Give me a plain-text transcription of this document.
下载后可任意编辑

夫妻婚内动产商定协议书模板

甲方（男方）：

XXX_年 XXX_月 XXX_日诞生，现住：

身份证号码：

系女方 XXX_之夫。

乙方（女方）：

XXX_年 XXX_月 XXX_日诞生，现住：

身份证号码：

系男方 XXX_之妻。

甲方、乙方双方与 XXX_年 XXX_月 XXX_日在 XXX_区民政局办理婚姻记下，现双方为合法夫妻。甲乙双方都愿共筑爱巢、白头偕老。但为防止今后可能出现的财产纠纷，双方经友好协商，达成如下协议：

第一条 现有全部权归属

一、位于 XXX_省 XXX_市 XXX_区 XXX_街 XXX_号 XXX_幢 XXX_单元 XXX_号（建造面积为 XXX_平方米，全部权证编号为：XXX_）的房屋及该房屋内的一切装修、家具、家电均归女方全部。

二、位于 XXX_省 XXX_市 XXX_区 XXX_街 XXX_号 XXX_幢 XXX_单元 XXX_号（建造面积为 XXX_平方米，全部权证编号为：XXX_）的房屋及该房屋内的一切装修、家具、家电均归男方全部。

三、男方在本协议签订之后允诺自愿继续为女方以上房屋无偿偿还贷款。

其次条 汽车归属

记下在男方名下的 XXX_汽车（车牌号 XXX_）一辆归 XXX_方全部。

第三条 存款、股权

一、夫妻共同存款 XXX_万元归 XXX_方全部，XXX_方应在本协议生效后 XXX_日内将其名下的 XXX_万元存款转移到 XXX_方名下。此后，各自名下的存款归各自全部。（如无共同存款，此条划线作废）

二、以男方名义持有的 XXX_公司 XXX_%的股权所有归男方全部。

________________________________________

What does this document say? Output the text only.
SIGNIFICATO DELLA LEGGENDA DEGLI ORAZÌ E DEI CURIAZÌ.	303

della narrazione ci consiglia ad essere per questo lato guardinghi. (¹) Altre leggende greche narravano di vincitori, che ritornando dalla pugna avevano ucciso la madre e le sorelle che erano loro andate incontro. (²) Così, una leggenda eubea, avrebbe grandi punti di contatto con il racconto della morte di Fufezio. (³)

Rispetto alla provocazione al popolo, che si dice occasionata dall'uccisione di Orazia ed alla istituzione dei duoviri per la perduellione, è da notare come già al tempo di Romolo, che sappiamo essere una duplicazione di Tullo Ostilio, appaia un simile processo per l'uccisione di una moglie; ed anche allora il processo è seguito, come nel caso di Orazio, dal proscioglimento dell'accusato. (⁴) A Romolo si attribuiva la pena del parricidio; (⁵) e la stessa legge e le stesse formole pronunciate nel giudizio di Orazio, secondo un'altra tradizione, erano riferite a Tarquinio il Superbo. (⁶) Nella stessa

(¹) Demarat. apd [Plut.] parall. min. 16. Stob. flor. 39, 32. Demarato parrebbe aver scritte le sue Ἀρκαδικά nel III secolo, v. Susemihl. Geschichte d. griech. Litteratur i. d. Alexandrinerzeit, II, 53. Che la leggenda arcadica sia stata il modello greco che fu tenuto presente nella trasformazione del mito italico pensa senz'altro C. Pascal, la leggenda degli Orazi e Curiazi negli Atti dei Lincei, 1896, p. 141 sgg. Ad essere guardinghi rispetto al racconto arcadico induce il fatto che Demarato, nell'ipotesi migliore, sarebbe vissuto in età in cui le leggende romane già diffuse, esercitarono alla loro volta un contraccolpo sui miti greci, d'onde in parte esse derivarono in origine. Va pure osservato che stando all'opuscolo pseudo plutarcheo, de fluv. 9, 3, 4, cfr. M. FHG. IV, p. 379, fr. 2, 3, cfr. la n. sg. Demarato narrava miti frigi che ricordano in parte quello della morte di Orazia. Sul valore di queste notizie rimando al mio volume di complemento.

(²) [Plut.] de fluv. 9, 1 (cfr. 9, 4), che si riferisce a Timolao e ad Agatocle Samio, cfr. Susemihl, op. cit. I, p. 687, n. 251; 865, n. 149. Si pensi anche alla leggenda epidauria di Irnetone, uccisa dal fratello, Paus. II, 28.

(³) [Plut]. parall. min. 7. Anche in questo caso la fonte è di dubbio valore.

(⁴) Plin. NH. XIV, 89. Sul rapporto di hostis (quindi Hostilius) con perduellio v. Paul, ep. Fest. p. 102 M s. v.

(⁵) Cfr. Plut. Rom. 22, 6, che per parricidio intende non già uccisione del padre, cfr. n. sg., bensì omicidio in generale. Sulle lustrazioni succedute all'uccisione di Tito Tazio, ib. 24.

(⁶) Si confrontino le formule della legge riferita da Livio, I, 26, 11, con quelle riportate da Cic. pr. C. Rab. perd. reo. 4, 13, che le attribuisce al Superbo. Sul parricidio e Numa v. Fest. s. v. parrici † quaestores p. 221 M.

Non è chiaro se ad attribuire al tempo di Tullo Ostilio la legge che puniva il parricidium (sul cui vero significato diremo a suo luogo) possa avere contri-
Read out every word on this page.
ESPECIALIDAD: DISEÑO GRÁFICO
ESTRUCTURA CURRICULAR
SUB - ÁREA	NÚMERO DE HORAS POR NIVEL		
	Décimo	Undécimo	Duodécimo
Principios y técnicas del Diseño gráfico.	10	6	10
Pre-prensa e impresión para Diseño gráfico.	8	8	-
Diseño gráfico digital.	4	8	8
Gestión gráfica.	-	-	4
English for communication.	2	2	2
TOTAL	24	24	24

________________________________________

• **Goal of the exercise**
Return each line among the entries that holds the word "Superbo".

• **Problem solution**
Rispetto alla provocazione al popolo, che si dice occasionata dall'uccisione di Orazia ed alla istituzione dei duoviri per la perduellione, è da notare come già al tempo di Romolo, che sappiamo essere una duplicazione di Tullo Ostilio, appaia un simile processo per l'uccisione di una moglie; ed anche allora il processo è seguito, come nel caso di Orazio, dal proscioglimento dell'accusato. (⁴) A Romolo si attribuiva la pena del parricidio; (⁵) e la stessa legge e le stesse formole pronunciate nel giudizio di Orazio, secondo un'altra tradizione, erano riferite a Tarquinio il Superbo. (⁶) Nella stessa
(⁶) Si confrontino le formule della legge riferita da Livio, I, 26, 11, con quelle riportate da Cic. pr. C. Rab. perd. reo. 4, 13, che le attribuisce al Superbo. Sul parricidio e Numa v. Fest. s. v. parrici † quaestores p. 221 M.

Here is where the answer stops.